* Start Data in this exercise *

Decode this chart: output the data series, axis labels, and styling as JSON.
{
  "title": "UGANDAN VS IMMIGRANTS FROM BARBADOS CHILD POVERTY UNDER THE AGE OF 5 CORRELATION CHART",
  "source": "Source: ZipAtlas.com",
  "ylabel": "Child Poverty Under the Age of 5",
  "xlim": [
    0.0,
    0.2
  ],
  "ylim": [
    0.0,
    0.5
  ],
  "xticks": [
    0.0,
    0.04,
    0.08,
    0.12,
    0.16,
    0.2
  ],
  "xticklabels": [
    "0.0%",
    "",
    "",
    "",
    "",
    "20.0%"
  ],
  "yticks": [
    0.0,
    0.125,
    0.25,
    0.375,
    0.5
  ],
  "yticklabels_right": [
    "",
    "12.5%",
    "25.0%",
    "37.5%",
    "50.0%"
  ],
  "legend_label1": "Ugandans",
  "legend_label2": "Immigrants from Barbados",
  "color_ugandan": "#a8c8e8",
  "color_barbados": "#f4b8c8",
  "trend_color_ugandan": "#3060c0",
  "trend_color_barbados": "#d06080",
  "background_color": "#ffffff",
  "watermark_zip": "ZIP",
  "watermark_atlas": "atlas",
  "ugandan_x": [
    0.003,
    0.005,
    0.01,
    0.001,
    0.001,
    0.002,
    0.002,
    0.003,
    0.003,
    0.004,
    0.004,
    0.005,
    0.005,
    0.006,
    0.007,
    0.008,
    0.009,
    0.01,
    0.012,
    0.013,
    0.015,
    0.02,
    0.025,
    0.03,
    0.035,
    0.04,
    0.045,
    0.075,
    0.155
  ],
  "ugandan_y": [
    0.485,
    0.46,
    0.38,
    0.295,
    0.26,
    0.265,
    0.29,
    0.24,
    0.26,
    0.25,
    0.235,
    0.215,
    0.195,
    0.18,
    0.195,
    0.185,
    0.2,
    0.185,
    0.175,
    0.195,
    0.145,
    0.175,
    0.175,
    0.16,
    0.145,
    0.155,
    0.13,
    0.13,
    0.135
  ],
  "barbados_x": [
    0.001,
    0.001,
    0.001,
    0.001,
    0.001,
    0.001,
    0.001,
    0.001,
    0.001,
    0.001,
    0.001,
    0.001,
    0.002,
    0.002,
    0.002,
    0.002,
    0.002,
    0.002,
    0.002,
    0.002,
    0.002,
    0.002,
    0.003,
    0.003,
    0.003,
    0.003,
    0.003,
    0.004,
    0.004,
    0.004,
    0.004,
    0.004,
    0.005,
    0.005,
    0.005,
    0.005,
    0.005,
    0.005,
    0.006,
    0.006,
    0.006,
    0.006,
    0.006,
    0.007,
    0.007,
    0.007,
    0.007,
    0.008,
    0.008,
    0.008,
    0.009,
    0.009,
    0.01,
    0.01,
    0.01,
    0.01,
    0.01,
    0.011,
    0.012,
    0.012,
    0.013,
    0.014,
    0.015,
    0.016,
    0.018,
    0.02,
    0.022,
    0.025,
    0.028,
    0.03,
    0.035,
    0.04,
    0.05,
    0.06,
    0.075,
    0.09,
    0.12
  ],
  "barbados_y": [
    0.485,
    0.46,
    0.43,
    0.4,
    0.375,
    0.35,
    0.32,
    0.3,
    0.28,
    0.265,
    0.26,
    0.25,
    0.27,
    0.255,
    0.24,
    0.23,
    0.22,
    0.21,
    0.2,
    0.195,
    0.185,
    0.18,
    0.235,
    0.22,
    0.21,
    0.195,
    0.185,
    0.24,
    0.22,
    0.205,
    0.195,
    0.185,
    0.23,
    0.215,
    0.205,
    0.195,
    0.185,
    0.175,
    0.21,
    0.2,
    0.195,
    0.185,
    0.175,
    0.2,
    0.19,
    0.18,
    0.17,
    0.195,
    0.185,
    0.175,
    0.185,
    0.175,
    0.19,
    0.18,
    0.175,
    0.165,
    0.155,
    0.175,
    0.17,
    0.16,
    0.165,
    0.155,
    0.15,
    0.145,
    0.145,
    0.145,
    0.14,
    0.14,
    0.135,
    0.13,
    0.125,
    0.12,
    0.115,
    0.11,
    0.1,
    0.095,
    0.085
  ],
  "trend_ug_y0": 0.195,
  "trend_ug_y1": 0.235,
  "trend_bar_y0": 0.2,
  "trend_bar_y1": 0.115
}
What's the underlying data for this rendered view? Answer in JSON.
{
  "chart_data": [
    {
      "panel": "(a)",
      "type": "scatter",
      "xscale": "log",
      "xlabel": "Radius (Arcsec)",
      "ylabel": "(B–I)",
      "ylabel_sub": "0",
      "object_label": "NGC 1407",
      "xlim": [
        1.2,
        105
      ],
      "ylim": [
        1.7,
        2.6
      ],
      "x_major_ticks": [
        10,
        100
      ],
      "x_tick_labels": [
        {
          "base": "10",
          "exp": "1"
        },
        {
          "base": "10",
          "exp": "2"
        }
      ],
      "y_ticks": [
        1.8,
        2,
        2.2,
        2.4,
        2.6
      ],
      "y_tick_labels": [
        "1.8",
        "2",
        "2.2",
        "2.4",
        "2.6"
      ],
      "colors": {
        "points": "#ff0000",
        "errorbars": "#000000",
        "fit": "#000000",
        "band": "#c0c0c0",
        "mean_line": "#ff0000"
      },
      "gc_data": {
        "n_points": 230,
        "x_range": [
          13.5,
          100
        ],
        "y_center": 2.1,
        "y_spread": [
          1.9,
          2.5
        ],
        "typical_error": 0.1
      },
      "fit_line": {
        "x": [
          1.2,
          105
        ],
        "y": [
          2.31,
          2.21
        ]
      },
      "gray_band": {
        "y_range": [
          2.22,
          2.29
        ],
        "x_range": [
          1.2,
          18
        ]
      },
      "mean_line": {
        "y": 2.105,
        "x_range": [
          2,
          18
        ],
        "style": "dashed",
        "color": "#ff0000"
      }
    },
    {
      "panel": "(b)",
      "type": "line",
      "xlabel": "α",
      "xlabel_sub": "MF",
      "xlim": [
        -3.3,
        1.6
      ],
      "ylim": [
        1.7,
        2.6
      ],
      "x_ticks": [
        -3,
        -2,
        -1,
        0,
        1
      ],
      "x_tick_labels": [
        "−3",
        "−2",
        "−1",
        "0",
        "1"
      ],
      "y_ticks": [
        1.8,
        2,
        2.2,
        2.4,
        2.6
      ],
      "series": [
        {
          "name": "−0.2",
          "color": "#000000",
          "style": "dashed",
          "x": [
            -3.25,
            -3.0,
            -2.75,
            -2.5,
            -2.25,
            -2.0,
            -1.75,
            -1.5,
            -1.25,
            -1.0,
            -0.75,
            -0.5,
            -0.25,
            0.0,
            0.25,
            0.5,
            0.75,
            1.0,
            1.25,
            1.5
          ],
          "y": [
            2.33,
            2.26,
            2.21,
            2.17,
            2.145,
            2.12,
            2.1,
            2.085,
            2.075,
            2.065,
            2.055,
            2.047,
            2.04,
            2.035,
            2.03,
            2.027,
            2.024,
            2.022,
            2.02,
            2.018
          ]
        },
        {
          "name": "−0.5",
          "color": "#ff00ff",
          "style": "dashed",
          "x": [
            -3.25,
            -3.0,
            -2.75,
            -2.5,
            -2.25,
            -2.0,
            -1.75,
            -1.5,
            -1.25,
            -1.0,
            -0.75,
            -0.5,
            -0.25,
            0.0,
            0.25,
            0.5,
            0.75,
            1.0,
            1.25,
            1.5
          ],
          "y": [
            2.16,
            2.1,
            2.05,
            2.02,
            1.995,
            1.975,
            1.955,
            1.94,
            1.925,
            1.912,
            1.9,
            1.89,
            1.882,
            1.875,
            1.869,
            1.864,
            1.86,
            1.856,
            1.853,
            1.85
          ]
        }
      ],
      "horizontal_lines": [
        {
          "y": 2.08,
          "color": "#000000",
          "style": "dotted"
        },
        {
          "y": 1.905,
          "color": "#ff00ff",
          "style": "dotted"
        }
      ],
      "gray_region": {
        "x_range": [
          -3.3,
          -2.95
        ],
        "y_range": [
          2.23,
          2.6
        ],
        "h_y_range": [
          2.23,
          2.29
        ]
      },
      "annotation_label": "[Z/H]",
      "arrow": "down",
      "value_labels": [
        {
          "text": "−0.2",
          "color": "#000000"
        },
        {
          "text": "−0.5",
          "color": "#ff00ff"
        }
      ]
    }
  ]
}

* End Data in this exercise *

#### What to work on:
From the listing above, copy every line that holds the string "JSON".

#### The answer:
Decode this chart: output the data series, axis labels, and styling as JSON.
What's the underlying data for this rendered view? Answer in JSON.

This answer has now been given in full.